→ Goal
Can all of these lines be returned exactly?

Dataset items
* Begin *
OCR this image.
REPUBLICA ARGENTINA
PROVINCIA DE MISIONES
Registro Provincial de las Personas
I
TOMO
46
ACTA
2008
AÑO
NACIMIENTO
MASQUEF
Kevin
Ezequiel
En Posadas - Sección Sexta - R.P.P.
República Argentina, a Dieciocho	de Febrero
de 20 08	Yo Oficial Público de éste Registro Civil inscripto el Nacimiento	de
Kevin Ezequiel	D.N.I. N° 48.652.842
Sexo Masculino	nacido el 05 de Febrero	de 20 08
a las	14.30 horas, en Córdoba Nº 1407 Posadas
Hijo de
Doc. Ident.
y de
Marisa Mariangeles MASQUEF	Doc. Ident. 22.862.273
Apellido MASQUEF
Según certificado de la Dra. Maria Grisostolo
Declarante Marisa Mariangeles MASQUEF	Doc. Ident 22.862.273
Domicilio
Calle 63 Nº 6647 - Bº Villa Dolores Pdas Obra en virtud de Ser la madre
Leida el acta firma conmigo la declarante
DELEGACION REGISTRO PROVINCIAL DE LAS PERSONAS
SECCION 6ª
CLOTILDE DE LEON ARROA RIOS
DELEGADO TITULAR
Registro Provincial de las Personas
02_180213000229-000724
* End *
→ Answer to this exercise
OCR this image.
REPUBLICA ARGENTINA
PROVINCIA DE MISIONES
Registro Provincial de las Personas
I
TOMO
46
ACTA
2008
AÑO
NACIMIENTO
MASQUEF
Kevin
Ezequiel
En Posadas - Sección Sexta - R.P.P.
República Argentina, a Dieciocho	de Febrero
de 20 08	Yo Oficial Público de éste Registro Civil inscripto el Nacimiento	de
Kevin Ezequiel	D.N.I. N° 48.652.842
Sexo Masculino	nacido el 05 de Febrero	de 20 08
a las	14.30 horas, en Córdoba Nº 1407 Posadas
Hijo de
Doc. Ident.
y de
Marisa Mariangeles MASQUEF	Doc. Ident. 22.862.273
Apellido MASQUEF
Según certificado de la Dra. Maria Grisostolo
Declarante Marisa Mariangeles MASQUEF	Doc. Ident 22.862.273
Domicilio
Calle 63 Nº 6647 - Bº Villa Dolores Pdas Obra en virtud de Ser la madre
Leida el acta firma conmigo la declarante
DELEGACION REGISTRO PROVINCIAL DE LAS PERSONAS
SECCION 6ª
CLOTILDE DE LEON ARROA RIOS
DELEGADO TITULAR
Registro Provincial de las Personas
02_180213000229-000724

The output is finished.